-- start --

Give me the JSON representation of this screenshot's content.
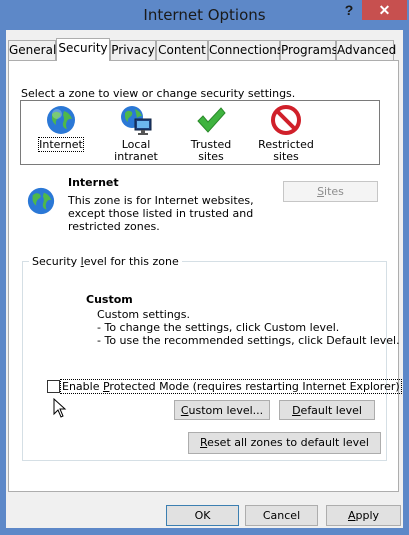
{
  "window": {
    "title": "Internet Options"
  },
  "titlebar": {
    "help_glyph": "?",
    "close_glyph": "✕"
  },
  "tabs": [
    {
      "label": "General"
    },
    {
      "label": "Security"
    },
    {
      "label": "Privacy"
    },
    {
      "label": "Content"
    },
    {
      "label": "Connections"
    },
    {
      "label": "Programs"
    },
    {
      "label": "Advanced"
    }
  ],
  "security": {
    "select_zone_label": "Select a zone to view or change security settings.",
    "zones": [
      {
        "label": "Internet",
        "icon": "globe-icon",
        "selected": true
      },
      {
        "label": "Local intranet",
        "icon": "intranet-icon",
        "selected": false
      },
      {
        "label": "Trusted sites",
        "icon": "checkmark-icon",
        "selected": false
      },
      {
        "label_line1": "Restricted",
        "label_line2": "sites",
        "icon": "restricted-icon",
        "selected": false
      }
    ],
    "zone_info": {
      "title": "Internet",
      "desc_line1": "This zone is for Internet websites,",
      "desc_line2": "except those listed in trusted and",
      "desc_line3": "restricted zones."
    },
    "sites_button": "Sites",
    "level_group_title": "Security level for this zone",
    "level": {
      "title": "Custom",
      "line1": "Custom settings.",
      "line2": "- To change the settings, click Custom level.",
      "line3": "- To use the recommended settings, click Default level."
    },
    "protected_mode_label": "Enable Protected Mode (requires restarting Internet Explorer)",
    "protected_mode_checked": false,
    "custom_level_button": "Custom level...",
    "default_level_button": "Default level",
    "reset_all_button": "Reset all zones to default level"
  },
  "footer": {
    "ok": "OK",
    "cancel": "Cancel",
    "apply": "Apply"
  },
  "colors": {
    "frame": "#5d88c8",
    "close": "#c7504f",
    "panel": "#ffffff",
    "client": "#f0f0f0"
  }
}
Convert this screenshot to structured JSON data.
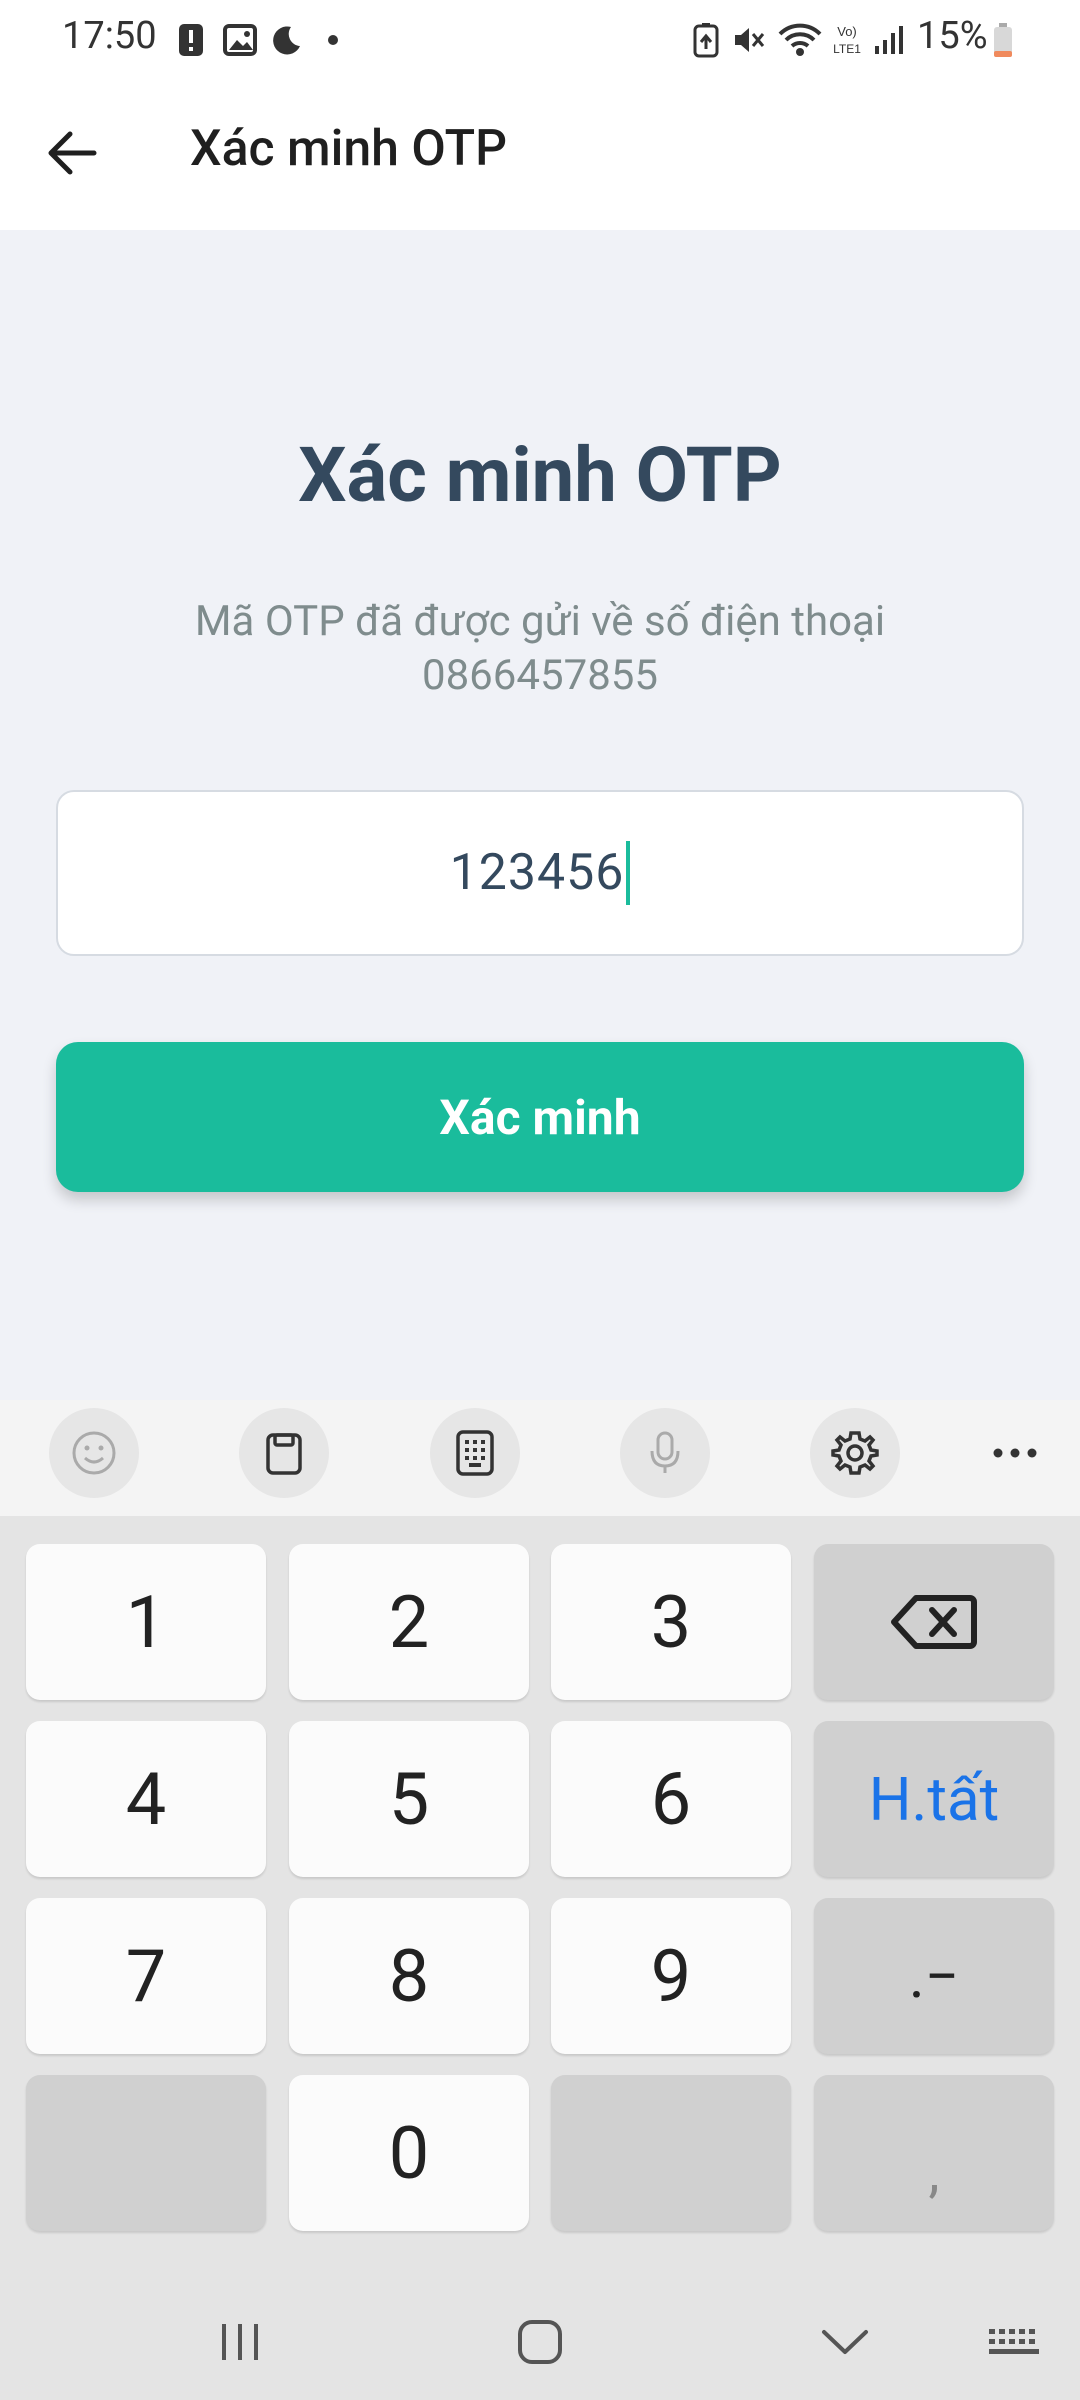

-- end --

# Exercise
Copy out all lines above that include the string "intranet".

# The solution
        "label": "Local intranet",
        "icon": "intranet-icon",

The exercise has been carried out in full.